Exercise description
Each entry below is to be transcribed exactly.
Start of Stored records
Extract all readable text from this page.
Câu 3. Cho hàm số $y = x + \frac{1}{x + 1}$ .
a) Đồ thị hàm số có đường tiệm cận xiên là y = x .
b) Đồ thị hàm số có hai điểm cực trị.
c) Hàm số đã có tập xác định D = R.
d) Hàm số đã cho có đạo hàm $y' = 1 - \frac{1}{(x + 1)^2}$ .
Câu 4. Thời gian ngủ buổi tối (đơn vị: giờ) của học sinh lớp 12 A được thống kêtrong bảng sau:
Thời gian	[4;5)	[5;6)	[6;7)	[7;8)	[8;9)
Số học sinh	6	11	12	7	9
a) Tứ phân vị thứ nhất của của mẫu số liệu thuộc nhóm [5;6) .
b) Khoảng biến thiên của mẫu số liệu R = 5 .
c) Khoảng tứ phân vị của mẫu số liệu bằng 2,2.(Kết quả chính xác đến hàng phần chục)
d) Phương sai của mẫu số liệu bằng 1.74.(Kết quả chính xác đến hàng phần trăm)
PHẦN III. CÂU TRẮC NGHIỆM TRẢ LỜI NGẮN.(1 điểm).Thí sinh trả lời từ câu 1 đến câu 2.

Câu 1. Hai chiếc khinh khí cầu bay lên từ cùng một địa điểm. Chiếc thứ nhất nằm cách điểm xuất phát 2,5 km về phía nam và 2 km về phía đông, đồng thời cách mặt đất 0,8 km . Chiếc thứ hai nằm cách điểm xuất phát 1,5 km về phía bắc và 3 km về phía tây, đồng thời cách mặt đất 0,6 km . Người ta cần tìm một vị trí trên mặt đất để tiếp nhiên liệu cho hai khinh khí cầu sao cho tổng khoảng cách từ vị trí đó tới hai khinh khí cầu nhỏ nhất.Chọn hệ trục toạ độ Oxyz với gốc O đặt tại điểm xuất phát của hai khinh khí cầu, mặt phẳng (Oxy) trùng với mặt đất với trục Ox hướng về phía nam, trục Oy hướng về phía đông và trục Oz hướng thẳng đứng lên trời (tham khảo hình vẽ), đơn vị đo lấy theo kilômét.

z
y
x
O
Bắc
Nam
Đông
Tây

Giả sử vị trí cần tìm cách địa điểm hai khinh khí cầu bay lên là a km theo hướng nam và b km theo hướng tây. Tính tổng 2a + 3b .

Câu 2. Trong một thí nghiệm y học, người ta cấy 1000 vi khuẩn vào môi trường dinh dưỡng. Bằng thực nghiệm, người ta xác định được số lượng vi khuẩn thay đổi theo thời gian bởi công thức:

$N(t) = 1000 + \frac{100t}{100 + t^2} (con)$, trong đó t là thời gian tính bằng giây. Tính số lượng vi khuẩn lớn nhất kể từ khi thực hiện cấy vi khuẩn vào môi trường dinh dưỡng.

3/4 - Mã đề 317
End of Stored records
Answer to the problem
Extract all readable text from this page.
Câu 3. Cho hàm số $y = x + \frac{1}{x + 1}$ .
a) Đồ thị hàm số có đường tiệm cận xiên là y = x .
b) Đồ thị hàm số có hai điểm cực trị.
c) Hàm số đã có tập xác định D = R.
d) Hàm số đã cho có đạo hàm $y' = 1 - \frac{1}{(x + 1)^2}$ .
Câu 4. Thời gian ngủ buổi tối (đơn vị: giờ) của học sinh lớp 12 A được thống kêtrong bảng sau:
Thời gian	[4;5)	[5;6)	[6;7)	[7;8)	[8;9)
Số học sinh	6	11	12	7	9
a) Tứ phân vị thứ nhất của của mẫu số liệu thuộc nhóm [5;6) .
b) Khoảng biến thiên của mẫu số liệu R = 5 .
c) Khoảng tứ phân vị của mẫu số liệu bằng 2,2.(Kết quả chính xác đến hàng phần chục)
d) Phương sai của mẫu số liệu bằng 1.74.(Kết quả chính xác đến hàng phần trăm)
PHẦN III. CÂU TRẮC NGHIỆM TRẢ LỜI NGẮN.(1 điểm).Thí sinh trả lời từ câu 1 đến câu 2.

Câu 1. Hai chiếc khinh khí cầu bay lên từ cùng một địa điểm. Chiếc thứ nhất nằm cách điểm xuất phát 2,5 km về phía nam và 2 km về phía đông, đồng thời cách mặt đất 0,8 km . Chiếc thứ hai nằm cách điểm xuất phát 1,5 km về phía bắc và 3 km về phía tây, đồng thời cách mặt đất 0,6 km . Người ta cần tìm một vị trí trên mặt đất để tiếp nhiên liệu cho hai khinh khí cầu sao cho tổng khoảng cách từ vị trí đó tới hai khinh khí cầu nhỏ nhất.Chọn hệ trục toạ độ Oxyz với gốc O đặt tại điểm xuất phát của hai khinh khí cầu, mặt phẳng (Oxy) trùng với mặt đất với trục Ox hướng về phía nam, trục Oy hướng về phía đông và trục Oz hướng thẳng đứng lên trời (tham khảo hình vẽ), đơn vị đo lấy theo kilômét.

z
y
x
O
Bắc
Nam
Đông
Tây

Giả sử vị trí cần tìm cách địa điểm hai khinh khí cầu bay lên là a km theo hướng nam và b km theo hướng tây. Tính tổng 2a + 3b .

Câu 2. Trong một thí nghiệm y học, người ta cấy 1000 vi khuẩn vào môi trường dinh dưỡng. Bằng thực nghiệm, người ta xác định được số lượng vi khuẩn thay đổi theo thời gian bởi công thức:

$N(t) = 1000 + \frac{100t}{100 + t^2} (con)$, trong đó t là thời gian tính bằng giây. Tính số lượng vi khuẩn lớn nhất kể từ khi thực hiện cấy vi khuẩn vào môi trường dinh dưỡng.

3/4 - Mã đề 317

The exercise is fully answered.